Job:
Your copy of the material below should match it exactly, except that it holds no pictures.
=== Extracted records ===
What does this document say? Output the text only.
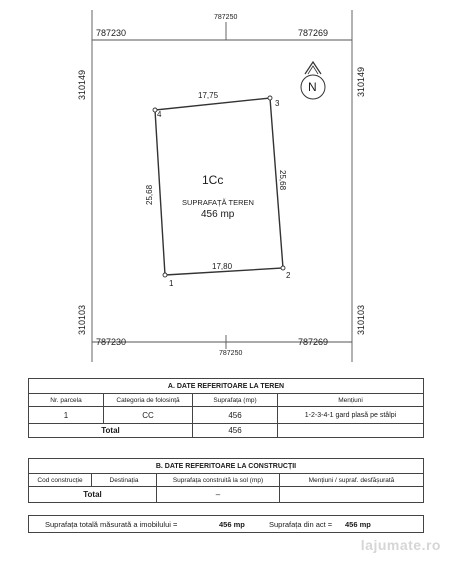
787250
787230	787269
787230
787250
787269
310149
310103
310149
310103
N
1Cc
SUPRAFAȚĂ TEREN
456 mp
17,75
17,80
25,68
25,68
1
2
3
4
A. DATE REFERITOARE LA TEREN			
Nr. parcela	Categoria de folosință	Suprafața (mp)	Mențiuni
1	CC	456	1-2-3-4-1 gard plasă pe stâlpi
Total		456	
B. DATE REFERITOARE LA CONSTRUCȚII			
Cod construcție	Destinația	Suprafața construită la sol (mp)	Mențiuni / supraf. desfășurată
Total		–	
Suprafața totală măsurată a imobilului =	456 mp	Suprafața din act = 456 mp
lajumate.ro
===
Output for this exercise:
What does this document say? Output the text only.
787250
787230	787269
787230
787250
787269
310149
310103
310149
310103
N
1Cc
SUPRAFAȚĂ TEREN
456 mp
17,75
17,80
25,68
25,68
1
2
3
4
A. DATE REFERITOARE LA TEREN			
Nr. parcela	Categoria de folosință	Suprafața (mp)	Mențiuni
1	CC	456	1-2-3-4-1 gard plasă pe stâlpi
Total		456	
B. DATE REFERITOARE LA CONSTRUCȚII			
Cod construcție	Destinația	Suprafața construită la sol (mp)	Mențiuni / supraf. desfășurată
Total		–	
Suprafața totală măsurată a imobilului =	456 mp	Suprafața din act = 456 mp
lajumate.ro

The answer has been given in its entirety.